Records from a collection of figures
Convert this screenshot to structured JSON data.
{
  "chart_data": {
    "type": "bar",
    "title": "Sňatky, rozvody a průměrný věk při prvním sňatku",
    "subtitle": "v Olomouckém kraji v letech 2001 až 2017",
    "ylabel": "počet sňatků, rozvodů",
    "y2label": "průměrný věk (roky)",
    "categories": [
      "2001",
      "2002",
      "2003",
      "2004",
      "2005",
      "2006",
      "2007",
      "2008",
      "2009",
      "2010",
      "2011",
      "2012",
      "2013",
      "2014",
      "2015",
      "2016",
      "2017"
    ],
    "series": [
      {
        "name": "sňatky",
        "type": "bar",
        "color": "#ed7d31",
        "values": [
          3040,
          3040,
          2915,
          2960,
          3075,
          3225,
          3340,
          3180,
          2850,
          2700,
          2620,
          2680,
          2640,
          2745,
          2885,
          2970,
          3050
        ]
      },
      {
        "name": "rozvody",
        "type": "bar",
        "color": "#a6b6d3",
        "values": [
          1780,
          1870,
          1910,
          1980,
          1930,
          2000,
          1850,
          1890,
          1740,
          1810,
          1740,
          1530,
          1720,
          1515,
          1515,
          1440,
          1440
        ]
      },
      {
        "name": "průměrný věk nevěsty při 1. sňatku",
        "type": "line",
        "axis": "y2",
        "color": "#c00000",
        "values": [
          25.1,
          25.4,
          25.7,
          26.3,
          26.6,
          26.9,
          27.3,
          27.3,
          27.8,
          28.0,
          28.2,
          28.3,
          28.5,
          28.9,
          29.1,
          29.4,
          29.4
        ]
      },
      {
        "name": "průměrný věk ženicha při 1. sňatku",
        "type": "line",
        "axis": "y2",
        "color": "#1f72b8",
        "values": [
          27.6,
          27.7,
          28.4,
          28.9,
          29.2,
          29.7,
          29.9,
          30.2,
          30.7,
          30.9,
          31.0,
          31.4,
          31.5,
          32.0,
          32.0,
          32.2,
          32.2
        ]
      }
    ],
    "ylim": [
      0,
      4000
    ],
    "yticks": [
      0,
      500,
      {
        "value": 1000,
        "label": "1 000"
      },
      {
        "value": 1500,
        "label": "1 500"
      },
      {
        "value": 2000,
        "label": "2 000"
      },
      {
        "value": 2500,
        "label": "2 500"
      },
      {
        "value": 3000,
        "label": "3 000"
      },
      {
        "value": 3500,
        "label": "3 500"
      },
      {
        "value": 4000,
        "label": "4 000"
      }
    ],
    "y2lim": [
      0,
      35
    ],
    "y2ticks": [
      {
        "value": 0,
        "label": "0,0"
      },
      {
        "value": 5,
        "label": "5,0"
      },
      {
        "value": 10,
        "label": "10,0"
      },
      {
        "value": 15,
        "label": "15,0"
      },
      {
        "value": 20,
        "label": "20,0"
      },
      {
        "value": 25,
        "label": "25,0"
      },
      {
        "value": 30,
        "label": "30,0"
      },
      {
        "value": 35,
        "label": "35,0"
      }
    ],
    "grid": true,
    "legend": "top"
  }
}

▶ [SHORT PROBLEM] From the records above, extract each line exactly as shown.

▶ [FINISHED ANSWER]
Convert this screenshot to structured JSON data.
{
  "chart_data": {
    "type": "bar",
    "title": "Sňatky, rozvody a průměrný věk při prvním sňatku",
    "subtitle": "v Olomouckém kraji v letech 2001 až 2017",
    "ylabel": "počet sňatků, rozvodů",
    "y2label": "průměrný věk (roky)",
    "categories": [
      "2001",
      "2002",
      "2003",
      "2004",
      "2005",
      "2006",
      "2007",
      "2008",
      "2009",
      "2010",
      "2011",
      "2012",
      "2013",
      "2014",
      "2015",
      "2016",
      "2017"
    ],
    "series": [
      {
        "name": "sňatky",
        "type": "bar",
        "color": "#ed7d31",
        "values": [
          3040,
          3040,
          2915,
          2960,
          3075,
          3225,
          3340,
          3180,
          2850,
          2700,
          2620,
          2680,
          2640,
          2745,
          2885,
          2970,
          3050
        ]
      },
      {
        "name": "rozvody",
        "type": "bar",
        "color": "#a6b6d3",
        "values": [
          1780,
          1870,
          1910,
          1980,
          1930,
          2000,
          1850,
          1890,
          1740,
          1810,
          1740,
          1530,
          1720,
          1515,
          1515,
          1440,
          1440
        ]
      },
      {
        "name": "průměrný věk nevěsty při 1. sňatku",
        "type": "line",
        "axis": "y2",
        "color": "#c00000",
        "values": [
          25.1,
          25.4,
          25.7,
          26.3,
          26.6,
          26.9,
          27.3,
          27.3,
          27.8,
          28.0,
          28.2,
          28.3,
          28.5,
          28.9,
          29.1,
          29.4,
          29.4
        ]
      },
      {
        "name": "průměrný věk ženicha při 1. sňatku",
        "type": "line",
        "axis": "y2",
        "color": "#1f72b8",
        "values": [
          27.6,
          27.7,
          28.4,
          28.9,
          29.2,
          29.7,
          29.9,
          30.2,
          30.7,
          30.9,
          31.0,
          31.4,
          31.5,
          32.0,
          32.0,
          32.2,
          32.2
        ]
      }
    ],
    "ylim": [
      0,
      4000
    ],
    "yticks": [
      0,
      500,
      {
        "value": 1000,
        "label": "1 000"
      },
      {
        "value": 1500,
        "label": "1 500"
      },
      {
        "value": 2000,
        "label": "2 000"
      },
      {
        "value": 2500,
        "label": "2 500"
      },
      {
        "value": 3000,
        "label": "3 000"
      },
      {
        "value": 3500,
        "label": "3 500"
      },
      {
        "value": 4000,
        "label": "4 000"
      }
    ],
    "y2lim": [
      0,
      35
    ],
    "y2ticks": [
      {
        "value": 0,
        "label": "0,0"
      },
      {
        "value": 5,
        "label": "5,0"
      },
      {
        "value": 10,
        "label": "10,0"
      },
      {
        "value": 15,
        "label": "15,0"
      },
      {
        "value": 20,
        "label": "20,0"
      },
      {
        "value": 25,
        "label": "25,0"
      },
      {
        "value": 30,
        "label": "30,0"
      },
      {
        "value": 35,
        "label": "35,0"
      }
    ],
    "grid": true,
    "legend": "top"
  }
}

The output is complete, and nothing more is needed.